Records for this task:
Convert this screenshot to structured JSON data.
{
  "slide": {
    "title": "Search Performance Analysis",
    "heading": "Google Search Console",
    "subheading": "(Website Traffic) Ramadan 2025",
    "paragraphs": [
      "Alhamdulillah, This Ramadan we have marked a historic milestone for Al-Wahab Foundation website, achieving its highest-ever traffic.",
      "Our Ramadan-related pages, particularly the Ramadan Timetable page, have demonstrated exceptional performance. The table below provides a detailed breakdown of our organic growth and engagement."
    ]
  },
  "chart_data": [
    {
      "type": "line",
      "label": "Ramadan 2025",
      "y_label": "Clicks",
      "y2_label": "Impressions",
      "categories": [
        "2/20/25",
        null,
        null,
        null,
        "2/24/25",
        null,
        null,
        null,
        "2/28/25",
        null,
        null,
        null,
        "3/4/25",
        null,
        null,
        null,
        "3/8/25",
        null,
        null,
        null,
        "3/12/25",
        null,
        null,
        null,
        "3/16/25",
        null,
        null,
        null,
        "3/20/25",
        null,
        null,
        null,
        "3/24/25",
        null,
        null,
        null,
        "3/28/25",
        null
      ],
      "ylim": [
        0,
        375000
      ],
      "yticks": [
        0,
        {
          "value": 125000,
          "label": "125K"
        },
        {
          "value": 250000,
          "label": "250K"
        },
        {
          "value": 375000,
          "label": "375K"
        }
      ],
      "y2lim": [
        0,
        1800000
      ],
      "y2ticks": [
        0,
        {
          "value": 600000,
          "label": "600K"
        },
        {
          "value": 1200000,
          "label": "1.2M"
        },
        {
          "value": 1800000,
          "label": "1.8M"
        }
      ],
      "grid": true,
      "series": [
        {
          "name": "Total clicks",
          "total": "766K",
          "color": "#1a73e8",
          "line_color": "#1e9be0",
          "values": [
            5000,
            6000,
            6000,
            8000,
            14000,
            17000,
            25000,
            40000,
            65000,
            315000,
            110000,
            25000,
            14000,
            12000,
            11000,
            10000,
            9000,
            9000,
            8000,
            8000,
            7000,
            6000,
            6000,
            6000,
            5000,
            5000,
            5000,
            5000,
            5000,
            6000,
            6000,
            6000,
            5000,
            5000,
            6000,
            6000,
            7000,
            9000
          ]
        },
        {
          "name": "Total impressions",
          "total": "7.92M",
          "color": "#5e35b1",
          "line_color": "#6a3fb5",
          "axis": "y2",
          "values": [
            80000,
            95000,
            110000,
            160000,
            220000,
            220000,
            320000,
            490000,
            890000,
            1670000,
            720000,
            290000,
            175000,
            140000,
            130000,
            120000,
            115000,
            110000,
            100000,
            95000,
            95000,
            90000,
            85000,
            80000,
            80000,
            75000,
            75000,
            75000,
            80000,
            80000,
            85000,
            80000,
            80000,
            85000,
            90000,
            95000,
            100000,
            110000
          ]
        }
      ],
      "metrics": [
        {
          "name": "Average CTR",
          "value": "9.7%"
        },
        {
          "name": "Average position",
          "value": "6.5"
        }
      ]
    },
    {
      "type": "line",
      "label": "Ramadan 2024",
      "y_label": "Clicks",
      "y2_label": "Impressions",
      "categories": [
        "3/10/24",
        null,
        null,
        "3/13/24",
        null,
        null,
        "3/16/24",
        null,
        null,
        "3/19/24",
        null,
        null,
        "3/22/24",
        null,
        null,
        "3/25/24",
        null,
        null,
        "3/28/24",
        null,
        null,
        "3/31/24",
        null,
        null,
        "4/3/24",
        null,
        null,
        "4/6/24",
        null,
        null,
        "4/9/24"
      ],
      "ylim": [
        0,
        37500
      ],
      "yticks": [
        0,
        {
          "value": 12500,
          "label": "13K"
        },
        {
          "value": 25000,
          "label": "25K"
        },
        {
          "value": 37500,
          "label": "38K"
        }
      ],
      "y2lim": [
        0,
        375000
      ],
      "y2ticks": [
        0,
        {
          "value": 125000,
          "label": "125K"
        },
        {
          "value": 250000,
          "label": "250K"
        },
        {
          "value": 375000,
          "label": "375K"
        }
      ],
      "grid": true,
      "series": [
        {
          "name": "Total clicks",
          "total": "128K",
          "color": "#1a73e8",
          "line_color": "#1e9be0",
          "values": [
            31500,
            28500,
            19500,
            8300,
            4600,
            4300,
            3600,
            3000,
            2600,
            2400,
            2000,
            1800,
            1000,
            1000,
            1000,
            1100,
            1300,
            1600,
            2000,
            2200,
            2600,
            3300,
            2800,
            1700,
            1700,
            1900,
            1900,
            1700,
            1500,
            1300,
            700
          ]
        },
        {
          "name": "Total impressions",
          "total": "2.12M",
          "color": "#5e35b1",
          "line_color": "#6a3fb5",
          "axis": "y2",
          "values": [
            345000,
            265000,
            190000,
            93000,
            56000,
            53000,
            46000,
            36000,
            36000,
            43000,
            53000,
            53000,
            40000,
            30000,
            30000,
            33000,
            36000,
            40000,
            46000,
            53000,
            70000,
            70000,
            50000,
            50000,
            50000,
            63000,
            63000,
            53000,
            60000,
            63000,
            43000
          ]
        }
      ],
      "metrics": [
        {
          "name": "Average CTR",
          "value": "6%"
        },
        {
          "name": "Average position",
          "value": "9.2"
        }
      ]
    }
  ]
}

What is expected: Your task is to repeat every entry exactly.

Task response:
Convert this screenshot to structured JSON data.
{
  "slide": {
    "title": "Search Performance Analysis",
    "heading": "Google Search Console",
    "subheading": "(Website Traffic) Ramadan 2025",
    "paragraphs": [
      "Alhamdulillah, This Ramadan we have marked a historic milestone for Al-Wahab Foundation website, achieving its highest-ever traffic.",
      "Our Ramadan-related pages, particularly the Ramadan Timetable page, have demonstrated exceptional performance. The table below provides a detailed breakdown of our organic growth and engagement."
    ]
  },
  "chart_data": [
    {
      "type": "line",
      "label": "Ramadan 2025",
      "y_label": "Clicks",
      "y2_label": "Impressions",
      "categories": [
        "2/20/25",
        null,
        null,
        null,
        "2/24/25",
        null,
        null,
        null,
        "2/28/25",
        null,
        null,
        null,
        "3/4/25",
        null,
        null,
        null,
        "3/8/25",
        null,
        null,
        null,
        "3/12/25",
        null,
        null,
        null,
        "3/16/25",
        null,
        null,
        null,
        "3/20/25",
        null,
        null,
        null,
        "3/24/25",
        null,
        null,
        null,
        "3/28/25",
        null
      ],
      "ylim": [
        0,
        375000
      ],
      "yticks": [
        0,
        {
          "value": 125000,
          "label": "125K"
        },
        {
          "value": 250000,
          "label": "250K"
        },
        {
          "value": 375000,
          "label": "375K"
        }
      ],
      "y2lim": [
        0,
        1800000
      ],
      "y2ticks": [
        0,
        {
          "value": 600000,
          "label": "600K"
        },
        {
          "value": 1200000,
          "label": "1.2M"
        },
        {
          "value": 1800000,
          "label": "1.8M"
        }
      ],
      "grid": true,
      "series": [
        {
          "name": "Total clicks",
          "total": "766K",
          "color": "#1a73e8",
          "line_color": "#1e9be0",
          "values": [
            5000,
            6000,
            6000,
            8000,
            14000,
            17000,
            25000,
            40000,
            65000,
            315000,
            110000,
            25000,
            14000,
            12000,
            11000,
            10000,
            9000,
            9000,
            8000,
            8000,
            7000,
            6000,
            6000,
            6000,
            5000,
            5000,
            5000,
            5000,
            5000,
            6000,
            6000,
            6000,
            5000,
            5000,
            6000,
            6000,
            7000,
            9000
          ]
        },
        {
          "name": "Total impressions",
          "total": "7.92M",
          "color": "#5e35b1",
          "line_color": "#6a3fb5",
          "axis": "y2",
          "values": [
            80000,
            95000,
            110000,
            160000,
            220000,
            220000,
            320000,
            490000,
            890000,
            1670000,
            720000,
            290000,
            175000,
            140000,
            130000,
            120000,
            115000,
            110000,
            100000,
            95000,
            95000,
            90000,
            85000,
            80000,
            80000,
            75000,
            75000,
            75000,
            80000,
            80000,
            85000,
            80000,
            80000,
            85000,
            90000,
            95000,
            100000,
            110000
          ]
        }
      ],
      "metrics": [
        {
          "name": "Average CTR",
          "value": "9.7%"
        },
        {
          "name": "Average position",
          "value": "6.5"
        }
      ]
    },
    {
      "type": "line",
      "label": "Ramadan 2024",
      "y_label": "Clicks",
      "y2_label": "Impressions",
      "categories": [
        "3/10/24",
        null,
        null,
        "3/13/24",
        null,
        null,
        "3/16/24",
        null,
        null,
        "3/19/24",
        null,
        null,
        "3/22/24",
        null,
        null,
        "3/25/24",
        null,
        null,
        "3/28/24",
        null,
        null,
        "3/31/24",
        null,
        null,
        "4/3/24",
        null,
        null,
        "4/6/24",
        null,
        null,
        "4/9/24"
      ],
      "ylim": [
        0,
        37500
      ],
      "yticks": [
        0,
        {
          "value": 12500,
          "label": "13K"
        },
        {
          "value": 25000,
          "label": "25K"
        },
        {
          "value": 37500,
          "label": "38K"
        }
      ],
      "y2lim": [
        0,
        375000
      ],
      "y2ticks": [
        0,
        {
          "value": 125000,
          "label": "125K"
        },
        {
          "value": 250000,
          "label": "250K"
        },
        {
          "value": 375000,
          "label": "375K"
        }
      ],
      "grid": true,
      "series": [
        {
          "name": "Total clicks",
          "total": "128K",
          "color": "#1a73e8",
          "line_color": "#1e9be0",
          "values": [
            31500,
            28500,
            19500,
            8300,
            4600,
            4300,
            3600,
            3000,
            2600,
            2400,
            2000,
            1800,
            1000,
            1000,
            1000,
            1100,
            1300,
            1600,
            2000,
            2200,
            2600,
            3300,
            2800,
            1700,
            1700,
            1900,
            1900,
            1700,
            1500,
            1300,
            700
          ]
        },
        {
          "name": "Total impressions",
          "total": "2.12M",
          "color": "#5e35b1",
          "line_color": "#6a3fb5",
          "axis": "y2",
          "values": [
            345000,
            265000,
            190000,
            93000,
            56000,
            53000,
            46000,
            36000,
            36000,
            43000,
            53000,
            53000,
            40000,
            30000,
            30000,
            33000,
            36000,
            40000,
            46000,
            53000,
            70000,
            70000,
            50000,
            50000,
            50000,
            63000,
            63000,
            53000,
            60000,
            63000,
            43000
          ]
        }
      ],
      "metrics": [
        {
          "name": "Average CTR",
          "value": "6%"
        },
        {
          "name": "Average position",
          "value": "9.2"
        }
      ]
    }
  ]
}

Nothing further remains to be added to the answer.